Try it:
Each entry needs to be repeated exactly, with nothing added or removed.

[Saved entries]
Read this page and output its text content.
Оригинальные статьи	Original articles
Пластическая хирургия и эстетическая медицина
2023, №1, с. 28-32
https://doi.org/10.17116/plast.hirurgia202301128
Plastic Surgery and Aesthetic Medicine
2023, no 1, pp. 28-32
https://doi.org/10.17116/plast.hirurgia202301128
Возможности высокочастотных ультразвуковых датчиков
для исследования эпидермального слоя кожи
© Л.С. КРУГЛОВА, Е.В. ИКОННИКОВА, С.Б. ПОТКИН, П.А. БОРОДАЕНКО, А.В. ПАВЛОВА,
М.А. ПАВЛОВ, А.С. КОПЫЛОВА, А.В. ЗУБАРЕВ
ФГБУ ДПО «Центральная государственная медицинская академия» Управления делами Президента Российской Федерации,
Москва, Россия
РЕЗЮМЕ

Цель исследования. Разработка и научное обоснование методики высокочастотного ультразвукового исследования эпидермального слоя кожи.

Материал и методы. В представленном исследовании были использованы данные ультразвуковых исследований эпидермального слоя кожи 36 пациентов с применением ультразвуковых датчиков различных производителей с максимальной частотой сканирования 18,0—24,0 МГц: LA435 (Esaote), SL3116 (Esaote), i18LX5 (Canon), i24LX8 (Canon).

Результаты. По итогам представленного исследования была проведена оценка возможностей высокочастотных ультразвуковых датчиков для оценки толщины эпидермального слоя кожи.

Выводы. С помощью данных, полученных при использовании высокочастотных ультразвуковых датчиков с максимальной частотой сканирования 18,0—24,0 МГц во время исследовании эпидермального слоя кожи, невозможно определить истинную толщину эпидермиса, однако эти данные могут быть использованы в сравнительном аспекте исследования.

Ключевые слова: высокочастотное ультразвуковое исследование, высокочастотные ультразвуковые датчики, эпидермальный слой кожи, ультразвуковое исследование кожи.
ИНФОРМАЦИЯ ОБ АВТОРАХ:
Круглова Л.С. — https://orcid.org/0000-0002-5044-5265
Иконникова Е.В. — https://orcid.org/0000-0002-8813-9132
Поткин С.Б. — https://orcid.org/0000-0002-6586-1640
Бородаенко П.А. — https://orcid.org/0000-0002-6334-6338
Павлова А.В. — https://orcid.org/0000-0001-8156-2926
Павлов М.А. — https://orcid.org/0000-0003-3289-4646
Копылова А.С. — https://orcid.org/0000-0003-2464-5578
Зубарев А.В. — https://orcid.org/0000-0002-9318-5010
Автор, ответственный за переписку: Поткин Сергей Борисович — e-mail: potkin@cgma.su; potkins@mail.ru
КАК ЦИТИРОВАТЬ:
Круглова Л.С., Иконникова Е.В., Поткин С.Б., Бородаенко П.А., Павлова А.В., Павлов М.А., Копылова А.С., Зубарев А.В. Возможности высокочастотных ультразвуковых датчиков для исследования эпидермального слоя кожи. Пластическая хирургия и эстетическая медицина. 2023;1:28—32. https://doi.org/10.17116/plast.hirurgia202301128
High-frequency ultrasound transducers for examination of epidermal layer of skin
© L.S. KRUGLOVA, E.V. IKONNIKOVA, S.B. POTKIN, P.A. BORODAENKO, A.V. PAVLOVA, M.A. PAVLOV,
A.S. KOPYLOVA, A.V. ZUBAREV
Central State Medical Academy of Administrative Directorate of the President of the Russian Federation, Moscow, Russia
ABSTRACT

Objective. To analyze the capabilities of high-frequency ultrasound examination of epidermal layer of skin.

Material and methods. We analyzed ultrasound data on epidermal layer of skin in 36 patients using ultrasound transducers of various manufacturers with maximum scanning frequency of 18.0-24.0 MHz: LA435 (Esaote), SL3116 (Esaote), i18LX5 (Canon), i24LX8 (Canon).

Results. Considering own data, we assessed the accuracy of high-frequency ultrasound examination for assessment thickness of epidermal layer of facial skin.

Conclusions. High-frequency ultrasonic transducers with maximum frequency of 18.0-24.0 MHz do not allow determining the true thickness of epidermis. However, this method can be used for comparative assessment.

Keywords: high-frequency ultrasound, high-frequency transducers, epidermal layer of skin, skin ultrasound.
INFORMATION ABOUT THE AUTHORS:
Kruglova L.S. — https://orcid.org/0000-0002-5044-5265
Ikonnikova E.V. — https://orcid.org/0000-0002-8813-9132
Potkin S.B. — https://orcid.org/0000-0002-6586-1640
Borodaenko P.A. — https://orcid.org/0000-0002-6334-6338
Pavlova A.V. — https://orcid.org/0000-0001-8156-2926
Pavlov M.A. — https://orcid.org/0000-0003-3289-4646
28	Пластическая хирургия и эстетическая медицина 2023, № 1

Response below:
Read this page and output its text content.
Оригинальные статьи	Original articles
Пластическая хирургия и эстетическая медицина
2023, №1, с. 28-32
https://doi.org/10.17116/plast.hirurgia202301128
Plastic Surgery and Aesthetic Medicine
2023, no 1, pp. 28-32
https://doi.org/10.17116/plast.hirurgia202301128
Возможности высокочастотных ультразвуковых датчиков
для исследования эпидермального слоя кожи
© Л.С. КРУГЛОВА, Е.В. ИКОННИКОВА, С.Б. ПОТКИН, П.А. БОРОДАЕНКО, А.В. ПАВЛОВА,
М.А. ПАВЛОВ, А.С. КОПЫЛОВА, А.В. ЗУБАРЕВ
ФГБУ ДПО «Центральная государственная медицинская академия» Управления делами Президента Российской Федерации,
Москва, Россия
РЕЗЮМЕ

Цель исследования. Разработка и научное обоснование методики высокочастотного ультразвукового исследования эпидермального слоя кожи.

Материал и методы. В представленном исследовании были использованы данные ультразвуковых исследований эпидермального слоя кожи 36 пациентов с применением ультразвуковых датчиков различных производителей с максимальной частотой сканирования 18,0—24,0 МГц: LA435 (Esaote), SL3116 (Esaote), i18LX5 (Canon), i24LX8 (Canon).

Результаты. По итогам представленного исследования была проведена оценка возможностей высокочастотных ультразвуковых датчиков для оценки толщины эпидермального слоя кожи.

Выводы. С помощью данных, полученных при использовании высокочастотных ультразвуковых датчиков с максимальной частотой сканирования 18,0—24,0 МГц во время исследовании эпидермального слоя кожи, невозможно определить истинную толщину эпидермиса, однако эти данные могут быть использованы в сравнительном аспекте исследования.

Ключевые слова: высокочастотное ультразвуковое исследование, высокочастотные ультразвуковые датчики, эпидермальный слой кожи, ультразвуковое исследование кожи.
ИНФОРМАЦИЯ ОБ АВТОРАХ:
Круглова Л.С. — https://orcid.org/0000-0002-5044-5265
Иконникова Е.В. — https://orcid.org/0000-0002-8813-9132
Поткин С.Б. — https://orcid.org/0000-0002-6586-1640
Бородаенко П.А. — https://orcid.org/0000-0002-6334-6338
Павлова А.В. — https://orcid.org/0000-0001-8156-2926
Павлов М.А. — https://orcid.org/0000-0003-3289-4646
Копылова А.С. — https://orcid.org/0000-0003-2464-5578
Зубарев А.В. — https://orcid.org/0000-0002-9318-5010
Автор, ответственный за переписку: Поткин Сергей Борисович — e-mail: potkin@cgma.su; potkins@mail.ru
КАК ЦИТИРОВАТЬ:
Круглова Л.С., Иконникова Е.В., Поткин С.Б., Бородаенко П.А., Павлова А.В., Павлов М.А., Копылова А.С., Зубарев А.В. Возможности высокочастотных ультразвуковых датчиков для исследования эпидермального слоя кожи. Пластическая хирургия и эстетическая медицина. 2023;1:28—32. https://doi.org/10.17116/plast.hirurgia202301128
High-frequency ultrasound transducers for examination of epidermal layer of skin
© L.S. KRUGLOVA, E.V. IKONNIKOVA, S.B. POTKIN, P.A. BORODAENKO, A.V. PAVLOVA, M.A. PAVLOV,
A.S. KOPYLOVA, A.V. ZUBAREV
Central State Medical Academy of Administrative Directorate of the President of the Russian Federation, Moscow, Russia
ABSTRACT

Objective. To analyze the capabilities of high-frequency ultrasound examination of epidermal layer of skin.

Material and methods. We analyzed ultrasound data on epidermal layer of skin in 36 patients using ultrasound transducers of various manufacturers with maximum scanning frequency of 18.0-24.0 MHz: LA435 (Esaote), SL3116 (Esaote), i18LX5 (Canon), i24LX8 (Canon).

Results. Considering own data, we assessed the accuracy of high-frequency ultrasound examination for assessment thickness of epidermal layer of facial skin.

Conclusions. High-frequency ultrasonic transducers with maximum frequency of 18.0-24.0 MHz do not allow determining the true thickness of epidermis. However, this method can be used for comparative assessment.

Keywords: high-frequency ultrasound, high-frequency transducers, epidermal layer of skin, skin ultrasound.
INFORMATION ABOUT THE AUTHORS:
Kruglova L.S. — https://orcid.org/0000-0002-5044-5265
Ikonnikova E.V. — https://orcid.org/0000-0002-8813-9132
Potkin S.B. — https://orcid.org/0000-0002-6586-1640
Borodaenko P.A. — https://orcid.org/0000-0002-6334-6338
Pavlova A.V. — https://orcid.org/0000-0001-8156-2926
Pavlov M.A. — https://orcid.org/0000-0003-3289-4646
28	Пластическая хирургия и эстетическая медицина 2023, № 1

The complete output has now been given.